Directive =
Your task is to reproduce exactly the lines from the line with "Extract all readable text from this page." through the end of the records below.

+++ Data to process

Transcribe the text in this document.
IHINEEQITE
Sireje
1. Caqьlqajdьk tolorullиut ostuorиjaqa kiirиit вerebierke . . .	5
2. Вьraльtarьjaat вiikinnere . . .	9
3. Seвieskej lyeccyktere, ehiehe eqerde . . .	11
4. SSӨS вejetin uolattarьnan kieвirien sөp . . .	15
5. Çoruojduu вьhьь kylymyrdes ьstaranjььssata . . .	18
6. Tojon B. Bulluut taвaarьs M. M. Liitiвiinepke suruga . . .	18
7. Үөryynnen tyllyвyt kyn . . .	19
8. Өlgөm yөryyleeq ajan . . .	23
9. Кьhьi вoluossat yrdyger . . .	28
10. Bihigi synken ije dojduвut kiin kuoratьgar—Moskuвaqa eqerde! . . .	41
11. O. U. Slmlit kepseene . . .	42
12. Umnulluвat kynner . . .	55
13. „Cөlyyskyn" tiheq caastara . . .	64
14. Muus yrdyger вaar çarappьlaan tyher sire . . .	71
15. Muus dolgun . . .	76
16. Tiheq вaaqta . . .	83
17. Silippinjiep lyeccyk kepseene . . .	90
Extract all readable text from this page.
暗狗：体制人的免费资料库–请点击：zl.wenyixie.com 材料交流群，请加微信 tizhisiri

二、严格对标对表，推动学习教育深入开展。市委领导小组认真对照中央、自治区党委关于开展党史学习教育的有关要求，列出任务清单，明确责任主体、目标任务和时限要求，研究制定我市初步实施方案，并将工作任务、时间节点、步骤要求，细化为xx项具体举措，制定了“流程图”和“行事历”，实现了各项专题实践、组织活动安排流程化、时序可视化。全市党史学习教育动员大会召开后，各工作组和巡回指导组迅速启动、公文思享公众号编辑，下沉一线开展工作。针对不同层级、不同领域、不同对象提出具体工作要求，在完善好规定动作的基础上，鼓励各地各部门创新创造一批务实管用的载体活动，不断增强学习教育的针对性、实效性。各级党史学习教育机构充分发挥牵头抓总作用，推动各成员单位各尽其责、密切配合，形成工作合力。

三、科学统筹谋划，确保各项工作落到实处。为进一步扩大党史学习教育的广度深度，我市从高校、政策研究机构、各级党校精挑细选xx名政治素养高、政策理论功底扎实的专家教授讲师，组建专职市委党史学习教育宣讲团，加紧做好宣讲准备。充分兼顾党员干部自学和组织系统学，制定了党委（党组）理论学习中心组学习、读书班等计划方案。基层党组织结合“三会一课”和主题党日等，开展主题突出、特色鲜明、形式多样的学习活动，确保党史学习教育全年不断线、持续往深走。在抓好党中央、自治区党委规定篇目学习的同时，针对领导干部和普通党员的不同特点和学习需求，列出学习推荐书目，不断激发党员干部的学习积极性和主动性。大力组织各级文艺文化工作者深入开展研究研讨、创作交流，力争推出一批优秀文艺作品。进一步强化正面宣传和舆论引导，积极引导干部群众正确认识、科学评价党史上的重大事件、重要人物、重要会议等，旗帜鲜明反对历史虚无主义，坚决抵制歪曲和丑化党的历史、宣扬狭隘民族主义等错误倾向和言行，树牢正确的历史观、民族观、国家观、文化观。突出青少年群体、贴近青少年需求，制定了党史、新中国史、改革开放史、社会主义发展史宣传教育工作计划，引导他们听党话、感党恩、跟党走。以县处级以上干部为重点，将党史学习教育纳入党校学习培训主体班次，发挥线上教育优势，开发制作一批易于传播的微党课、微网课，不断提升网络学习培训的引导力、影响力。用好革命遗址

++++++

Completed exercise =
Extract all readable text from this page.
暗狗：体制人的免费资料库–请点击：zl.wenyixie.com 材料交流群，请加微信 tizhisiri

二、严格对标对表，推动学习教育深入开展。市委领导小组认真对照中央、自治区党委关于开展党史学习教育的有关要求，列出任务清单，明确责任主体、目标任务和时限要求，研究制定我市初步实施方案，并将工作任务、时间节点、步骤要求，细化为xx项具体举措，制定了“流程图”和“行事历”，实现了各项专题实践、组织活动安排流程化、时序可视化。全市党史学习教育动员大会召开后，各工作组和巡回指导组迅速启动、公文思享公众号编辑，下沉一线开展工作。针对不同层级、不同领域、不同对象提出具体工作要求，在完善好规定动作的基础上，鼓励各地各部门创新创造一批务实管用的载体活动，不断增强学习教育的针对性、实效性。各级党史学习教育机构充分发挥牵头抓总作用，推动各成员单位各尽其责、密切配合，形成工作合力。

三、科学统筹谋划，确保各项工作落到实处。为进一步扩大党史学习教育的广度深度，我市从高校、政策研究机构、各级党校精挑细选xx名政治素养高、政策理论功底扎实的专家教授讲师，组建专职市委党史学习教育宣讲团，加紧做好宣讲准备。充分兼顾党员干部自学和组织系统学，制定了党委（党组）理论学习中心组学习、读书班等计划方案。基层党组织结合“三会一课”和主题党日等，开展主题突出、特色鲜明、形式多样的学习活动，确保党史学习教育全年不断线、持续往深走。在抓好党中央、自治区党委规定篇目学习的同时，针对领导干部和普通党员的不同特点和学习需求，列出学习推荐书目，不断激发党员干部的学习积极性和主动性。大力组织各级文艺文化工作者深入开展研究研讨、创作交流，力争推出一批优秀文艺作品。进一步强化正面宣传和舆论引导，积极引导干部群众正确认识、科学评价党史上的重大事件、重要人物、重要会议等，旗帜鲜明反对历史虚无主义，坚决抵制歪曲和丑化党的历史、宣扬狭隘民族主义等错误倾向和言行，树牢正确的历史观、民族观、国家观、文化观。突出青少年群体、贴近青少年需求，制定了党史、新中国史、改革开放史、社会主义发展史宣传教育工作计划，引导他们听党话、感党恩、跟党走。以县处级以上干部为重点，将党史学习教育纳入党校学习培训主体班次，发挥线上教育优势，开发制作一批易于传播的微党课、微网课，不断提升网络学习培训的引导力、影响力。用好革命遗址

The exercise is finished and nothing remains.